--- Task prompt ---
It is required that all of the data be written out exactly.

--- Record extracts ---
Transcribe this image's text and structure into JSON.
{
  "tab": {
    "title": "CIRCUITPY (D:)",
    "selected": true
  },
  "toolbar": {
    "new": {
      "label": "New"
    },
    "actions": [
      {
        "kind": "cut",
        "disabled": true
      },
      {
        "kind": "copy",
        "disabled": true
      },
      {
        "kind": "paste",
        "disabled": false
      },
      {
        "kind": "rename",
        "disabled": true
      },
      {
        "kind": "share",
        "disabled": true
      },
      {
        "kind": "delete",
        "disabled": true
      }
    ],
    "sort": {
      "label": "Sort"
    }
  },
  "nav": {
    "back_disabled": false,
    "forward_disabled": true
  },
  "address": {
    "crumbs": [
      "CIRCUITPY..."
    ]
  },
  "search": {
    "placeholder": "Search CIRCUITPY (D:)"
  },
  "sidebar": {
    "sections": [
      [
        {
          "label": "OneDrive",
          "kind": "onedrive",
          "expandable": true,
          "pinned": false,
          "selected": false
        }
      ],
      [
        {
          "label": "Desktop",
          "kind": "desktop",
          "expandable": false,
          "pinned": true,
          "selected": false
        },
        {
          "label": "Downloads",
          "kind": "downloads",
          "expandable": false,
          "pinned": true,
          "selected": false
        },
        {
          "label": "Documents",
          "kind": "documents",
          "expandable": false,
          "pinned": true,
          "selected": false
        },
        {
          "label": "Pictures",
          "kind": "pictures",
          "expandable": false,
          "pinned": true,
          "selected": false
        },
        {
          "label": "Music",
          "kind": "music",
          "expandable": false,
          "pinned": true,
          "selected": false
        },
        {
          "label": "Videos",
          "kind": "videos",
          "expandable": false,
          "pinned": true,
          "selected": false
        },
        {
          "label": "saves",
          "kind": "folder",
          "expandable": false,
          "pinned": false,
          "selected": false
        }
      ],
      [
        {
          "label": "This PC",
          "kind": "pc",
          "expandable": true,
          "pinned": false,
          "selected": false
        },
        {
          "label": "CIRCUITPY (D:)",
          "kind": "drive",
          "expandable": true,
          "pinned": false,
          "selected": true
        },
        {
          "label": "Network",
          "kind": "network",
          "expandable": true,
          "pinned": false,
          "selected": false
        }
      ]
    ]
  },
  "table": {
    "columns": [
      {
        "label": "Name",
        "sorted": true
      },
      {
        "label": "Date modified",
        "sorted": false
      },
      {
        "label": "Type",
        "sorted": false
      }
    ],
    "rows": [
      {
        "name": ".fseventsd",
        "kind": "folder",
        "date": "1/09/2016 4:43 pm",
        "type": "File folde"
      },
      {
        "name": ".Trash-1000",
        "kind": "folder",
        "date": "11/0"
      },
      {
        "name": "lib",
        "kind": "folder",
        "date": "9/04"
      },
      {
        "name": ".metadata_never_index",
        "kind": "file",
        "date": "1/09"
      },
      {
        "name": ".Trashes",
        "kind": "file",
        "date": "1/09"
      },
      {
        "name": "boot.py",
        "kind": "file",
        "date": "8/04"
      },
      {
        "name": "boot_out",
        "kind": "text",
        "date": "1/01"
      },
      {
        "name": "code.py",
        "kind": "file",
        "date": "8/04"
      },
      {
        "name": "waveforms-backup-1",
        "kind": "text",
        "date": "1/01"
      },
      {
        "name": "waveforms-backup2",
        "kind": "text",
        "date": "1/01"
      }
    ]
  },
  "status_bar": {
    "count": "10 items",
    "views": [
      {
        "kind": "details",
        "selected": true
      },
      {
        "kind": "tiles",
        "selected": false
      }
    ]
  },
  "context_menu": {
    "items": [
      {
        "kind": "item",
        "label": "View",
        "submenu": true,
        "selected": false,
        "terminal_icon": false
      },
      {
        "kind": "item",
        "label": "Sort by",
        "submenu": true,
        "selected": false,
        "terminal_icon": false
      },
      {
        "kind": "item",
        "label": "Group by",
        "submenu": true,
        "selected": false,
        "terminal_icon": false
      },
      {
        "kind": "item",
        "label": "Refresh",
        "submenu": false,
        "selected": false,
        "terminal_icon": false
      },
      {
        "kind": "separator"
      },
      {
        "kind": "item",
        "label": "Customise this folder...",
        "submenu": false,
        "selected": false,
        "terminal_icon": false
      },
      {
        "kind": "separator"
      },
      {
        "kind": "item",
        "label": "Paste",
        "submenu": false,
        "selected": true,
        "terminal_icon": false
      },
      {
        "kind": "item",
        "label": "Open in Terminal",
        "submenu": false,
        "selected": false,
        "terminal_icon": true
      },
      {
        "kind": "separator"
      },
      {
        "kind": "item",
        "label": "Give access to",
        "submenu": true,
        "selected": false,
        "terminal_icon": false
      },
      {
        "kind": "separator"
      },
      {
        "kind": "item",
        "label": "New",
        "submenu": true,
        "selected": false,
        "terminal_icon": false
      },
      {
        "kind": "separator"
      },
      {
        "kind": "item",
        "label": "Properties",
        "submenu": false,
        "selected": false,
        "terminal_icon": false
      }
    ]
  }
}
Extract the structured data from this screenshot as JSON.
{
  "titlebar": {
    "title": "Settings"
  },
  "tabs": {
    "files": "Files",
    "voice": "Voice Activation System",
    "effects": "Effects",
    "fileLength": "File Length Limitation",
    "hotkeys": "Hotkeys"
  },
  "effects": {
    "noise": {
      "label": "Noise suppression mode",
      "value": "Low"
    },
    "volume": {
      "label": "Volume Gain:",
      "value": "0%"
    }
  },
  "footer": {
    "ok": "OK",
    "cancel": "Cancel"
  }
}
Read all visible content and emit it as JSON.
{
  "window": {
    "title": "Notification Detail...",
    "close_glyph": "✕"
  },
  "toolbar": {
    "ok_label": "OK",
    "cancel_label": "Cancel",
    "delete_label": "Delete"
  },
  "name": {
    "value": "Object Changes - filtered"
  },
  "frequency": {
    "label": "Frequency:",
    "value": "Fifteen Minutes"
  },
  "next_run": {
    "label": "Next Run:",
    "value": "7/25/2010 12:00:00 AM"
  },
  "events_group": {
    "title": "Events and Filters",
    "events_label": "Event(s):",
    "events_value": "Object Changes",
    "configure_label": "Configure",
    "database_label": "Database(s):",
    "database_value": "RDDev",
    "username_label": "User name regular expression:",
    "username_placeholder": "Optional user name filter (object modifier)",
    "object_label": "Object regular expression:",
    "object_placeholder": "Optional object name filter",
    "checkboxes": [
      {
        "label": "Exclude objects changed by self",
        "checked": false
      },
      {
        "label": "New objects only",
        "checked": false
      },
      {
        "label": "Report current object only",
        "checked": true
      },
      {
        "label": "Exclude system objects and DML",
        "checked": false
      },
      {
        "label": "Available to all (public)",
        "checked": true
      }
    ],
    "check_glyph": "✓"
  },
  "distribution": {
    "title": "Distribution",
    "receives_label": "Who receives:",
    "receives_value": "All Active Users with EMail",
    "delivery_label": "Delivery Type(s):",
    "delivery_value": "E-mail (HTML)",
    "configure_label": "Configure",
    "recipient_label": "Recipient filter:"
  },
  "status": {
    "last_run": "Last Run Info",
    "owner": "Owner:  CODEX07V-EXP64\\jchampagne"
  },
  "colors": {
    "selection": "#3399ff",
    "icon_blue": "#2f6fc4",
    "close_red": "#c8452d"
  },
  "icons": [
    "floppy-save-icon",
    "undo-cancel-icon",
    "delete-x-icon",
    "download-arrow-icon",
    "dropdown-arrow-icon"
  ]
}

--- Exercise result ---
Transcribe this image's text and structure into JSON.
{
  "tab": {
    "title": "CIRCUITPY (D:)",
    "selected": true
  },
  "toolbar": {
    "new": {
      "label": "New"
    },
    "actions": [
      {
        "kind": "cut",
        "disabled": true
      },
      {
        "kind": "copy",
        "disabled": true
      },
      {
        "kind": "paste",
        "disabled": false
      },
      {
        "kind": "rename",
        "disabled": true
      },
      {
        "kind": "share",
        "disabled": true
      },
      {
        "kind": "delete",
        "disabled": true
      }
    ],
    "sort": {
      "label": "Sort"
    }
  },
  "nav": {
    "back_disabled": false,
    "forward_disabled": true
  },
  "address": {
    "crumbs": [
      "CIRCUITPY..."
    ]
  },
  "search": {
    "placeholder": "Search CIRCUITPY (D:)"
  },
  "sidebar": {
    "sections": [
      [
        {
          "label": "OneDrive",
          "kind": "onedrive",
          "expandable": true,
          "pinned": false,
          "selected": false
        }
      ],
      [
        {
          "label": "Desktop",
          "kind": "desktop",
          "expandable": false,
          "pinned": true,
          "selected": false
        },
        {
          "label": "Downloads",
          "kind": "downloads",
          "expandable": false,
          "pinned": true,
          "selected": false
        },
        {
          "label": "Documents",
          "kind": "documents",
          "expandable": false,
          "pinned": true,
          "selected": false
        },
        {
          "label": "Pictures",
          "kind": "pictures",
          "expandable": false,
          "pinned": true,
          "selected": false
        },
        {
          "label": "Music",
          "kind": "music",
          "expandable": false,
          "pinned": true,
          "selected": false
        },
        {
          "label": "Videos",
          "kind": "videos",
          "expandable": false,
          "pinned": true,
          "selected": false
        },
        {
          "label": "saves",
          "kind": "folder",
          "expandable": false,
          "pinned": false,
          "selected": false
        }
      ],
      [
        {
          "label": "This PC",
          "kind": "pc",
          "expandable": true,
          "pinned": false,
          "selected": false
        },
        {
          "label": "CIRCUITPY (D:)",
          "kind": "drive",
          "expandable": true,
          "pinned": false,
          "selected": true
        },
        {
          "label": "Network",
          "kind": "network",
          "expandable": true,
          "pinned": false,
          "selected": false
        }
      ]
    ]
  },
  "table": {
    "columns": [
      {
        "label": "Name",
        "sorted": true
      },
      {
        "label": "Date modified",
        "sorted": false
      },
      {
        "label": "Type",
        "sorted": false
      }
    ],
    "rows": [
      {
        "name": ".fseventsd",
        "kind": "folder",
        "date": "1/09/2016 4:43 pm",
        "type": "File folde"
      },
      {
        "name": ".Trash-1000",
        "kind": "folder",
        "date": "11/0"
      },
      {
        "name": "lib",
        "kind": "folder",
        "date": "9/04"
      },
      {
        "name": ".metadata_never_index",
        "kind": "file",
        "date": "1/09"
      },
      {
        "name": ".Trashes",
        "kind": "file",
        "date": "1/09"
      },
      {
        "name": "boot.py",
        "kind": "file",
        "date": "8/04"
      },
      {
        "name": "boot_out",
        "kind": "text",
        "date": "1/01"
      },
      {
        "name": "code.py",
        "kind": "file",
        "date": "8/04"
      },
      {
        "name": "waveforms-backup-1",
        "kind": "text",
        "date": "1/01"
      },
      {
        "name": "waveforms-backup2",
        "kind": "text",
        "date": "1/01"
      }
    ]
  },
  "status_bar": {
    "count": "10 items",
    "views": [
      {
        "kind": "details",
        "selected": true
      },
      {
        "kind": "tiles",
        "selected": false
      }
    ]
  },
  "context_menu": {
    "items": [
      {
        "kind": "item",
        "label": "View",
        "submenu": true,
        "selected": false,
        "terminal_icon": false
      },
      {
        "kind": "item",
        "label": "Sort by",
        "submenu": true,
        "selected": false,
        "terminal_icon": false
      },
      {
        "kind": "item",
        "label": "Group by",
        "submenu": true,
        "selected": false,
        "terminal_icon": false
      },
      {
        "kind": "item",
        "label": "Refresh",
        "submenu": false,
        "selected": false,
        "terminal_icon": false
      },
      {
        "kind": "separator"
      },
      {
        "kind": "item",
        "label": "Customise this folder...",
        "submenu": false,
        "selected": false,
        "terminal_icon": false
      },
      {
        "kind": "separator"
      },
      {
        "kind": "item",
        "label": "Paste",
        "submenu": false,
        "selected": true,
        "terminal_icon": false
      },
      {
        "kind": "item",
        "label": "Open in Terminal",
        "submenu": false,
        "selected": false,
        "terminal_icon": true
      },
      {
        "kind": "separator"
      },
      {
        "kind": "item",
        "label": "Give access to",
        "submenu": true,
        "selected": false,
        "terminal_icon": false
      },
      {
        "kind": "separator"
      },
      {
        "kind": "item",
        "label": "New",
        "submenu": true,
        "selected": false,
        "terminal_icon": false
      },
      {
        "kind": "separator"
      },
      {
        "kind": "item",
        "label": "Properties",
        "submenu": false,
        "selected": false,
        "terminal_icon": false
      }
    ]
  }
}
Extract the structured data from this screenshot as JSON.
{
  "titlebar": {
    "title": "Settings"
  },
  "tabs": {
    "files": "Files",
    "voice": "Voice Activation System",
    "effects": "Effects",
    "fileLength": "File Length Limitation",
    "hotkeys": "Hotkeys"
  },
  "effects": {
    "noise": {
      "label": "Noise suppression mode",
      "value": "Low"
    },
    "volume": {
      "label": "Volume Gain:",
      "value": "0%"
    }
  },
  "footer": {
    "ok": "OK",
    "cancel": "Cancel"
  }
}
Read all visible content and emit it as JSON.
{
  "window": {
    "title": "Notification Detail...",
    "close_glyph": "✕"
  },
  "toolbar": {
    "ok_label": "OK",
    "cancel_label": "Cancel",
    "delete_label": "Delete"
  },
  "name": {
    "value": "Object Changes - filtered"
  },
  "frequency": {
    "label": "Frequency:",
    "value": "Fifteen Minutes"
  },
  "next_run": {
    "label": "Next Run:",
    "value": "7/25/2010 12:00:00 AM"
  },
  "events_group": {
    "title": "Events and Filters",
    "events_label": "Event(s):",
    "events_value": "Object Changes",
    "configure_label": "Configure",
    "database_label": "Database(s):",
    "database_value": "RDDev",
    "username_label": "User name regular expression:",
    "username_placeholder": "Optional user name filter (object modifier)",
    "object_label": "Object regular expression:",
    "object_placeholder": "Optional object name filter",
    "checkboxes": [
      {
        "label": "Exclude objects changed by self",
        "checked": false
      },
      {
        "label": "New objects only",
        "checked": false
      },
      {
        "label": "Report current object only",
        "checked": true
      },
      {
        "label": "Exclude system objects and DML",
        "checked": false
      },
      {
        "label": "Available to all (public)",
        "checked": true
      }
    ],
    "check_glyph": "✓"
  },
  "distribution": {
    "title": "Distribution",
    "receives_label": "Who receives:",
    "receives_value": "All Active Users with EMail",
    "delivery_label": "Delivery Type(s):",
    "delivery_value": "E-mail (HTML)",
    "configure_label": "Configure",
    "recipient_label": "Recipient filter:"
  },
  "status": {
    "last_run": "Last Run Info",
    "owner": "Owner:  CODEX07V-EXP64\\jchampagne"
  },
  "colors": {
    "selection": "#3399ff",
    "icon_blue": "#2f6fc4",
    "close_red": "#c8452d"
  },
  "icons": [
    "floppy-save-icon",
    "undo-cancel-icon",
    "delete-x-icon",
    "download-arrow-icon",
    "dropdown-arrow-icon"
  ]
}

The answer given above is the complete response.